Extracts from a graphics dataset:
## start
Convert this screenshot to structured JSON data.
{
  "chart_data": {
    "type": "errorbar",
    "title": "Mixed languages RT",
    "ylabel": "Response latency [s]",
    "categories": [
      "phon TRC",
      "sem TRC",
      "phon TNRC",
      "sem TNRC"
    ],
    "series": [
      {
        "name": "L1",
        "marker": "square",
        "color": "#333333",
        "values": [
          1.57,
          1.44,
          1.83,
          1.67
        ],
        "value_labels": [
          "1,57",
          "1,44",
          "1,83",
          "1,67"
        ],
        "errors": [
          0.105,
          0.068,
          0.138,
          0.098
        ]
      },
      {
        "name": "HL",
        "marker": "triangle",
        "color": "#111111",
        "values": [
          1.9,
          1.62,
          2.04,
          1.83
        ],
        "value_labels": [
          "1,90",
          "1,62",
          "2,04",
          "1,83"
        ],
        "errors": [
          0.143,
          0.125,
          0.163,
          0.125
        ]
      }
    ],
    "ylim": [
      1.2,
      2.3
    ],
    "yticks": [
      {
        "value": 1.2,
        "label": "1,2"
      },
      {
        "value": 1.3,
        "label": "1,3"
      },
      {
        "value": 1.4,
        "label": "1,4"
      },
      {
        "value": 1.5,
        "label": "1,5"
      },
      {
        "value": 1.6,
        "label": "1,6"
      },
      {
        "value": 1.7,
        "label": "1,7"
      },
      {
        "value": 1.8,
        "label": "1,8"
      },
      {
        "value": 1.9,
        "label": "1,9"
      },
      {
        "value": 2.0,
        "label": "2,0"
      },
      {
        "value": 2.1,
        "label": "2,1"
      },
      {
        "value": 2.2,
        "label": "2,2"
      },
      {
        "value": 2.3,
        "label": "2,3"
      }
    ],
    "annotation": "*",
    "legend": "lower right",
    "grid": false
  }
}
## end
Exercise: The records above need to be transcribed in full. Keep every character unchanged.

Solution to this problem:
Convert this screenshot to structured JSON data.
{
  "chart_data": {
    "type": "errorbar",
    "title": "Mixed languages RT",
    "ylabel": "Response latency [s]",
    "categories": [
      "phon TRC",
      "sem TRC",
      "phon TNRC",
      "sem TNRC"
    ],
    "series": [
      {
        "name": "L1",
        "marker": "square",
        "color": "#333333",
        "values": [
          1.57,
          1.44,
          1.83,
          1.67
        ],
        "value_labels": [
          "1,57",
          "1,44",
          "1,83",
          "1,67"
        ],
        "errors": [
          0.105,
          0.068,
          0.138,
          0.098
        ]
      },
      {
        "name": "HL",
        "marker": "triangle",
        "color": "#111111",
        "values": [
          1.9,
          1.62,
          2.04,
          1.83
        ],
        "value_labels": [
          "1,90",
          "1,62",
          "2,04",
          "1,83"
        ],
        "errors": [
          0.143,
          0.125,
          0.163,
          0.125
        ]
      }
    ],
    "ylim": [
      1.2,
      2.3
    ],
    "yticks": [
      {
        "value": 1.2,
        "label": "1,2"
      },
      {
        "value": 1.3,
        "label": "1,3"
      },
      {
        "value": 1.4,
        "label": "1,4"
      },
      {
        "value": 1.5,
        "label": "1,5"
      },
      {
        "value": 1.6,
        "label": "1,6"
      },
      {
        "value": 1.7,
        "label": "1,7"
      },
      {
        "value": 1.8,
        "label": "1,8"
      },
      {
        "value": 1.9,
        "label": "1,9"
      },
      {
        "value": 2.0,
        "label": "2,0"
      },
      {
        "value": 2.1,
        "label": "2,1"
      },
      {
        "value": 2.2,
        "label": "2,2"
      },
      {
        "value": 2.3,
        "label": "2,3"
      }
    ],
    "annotation": "*",
    "legend": "lower right",
    "grid": false
  }
}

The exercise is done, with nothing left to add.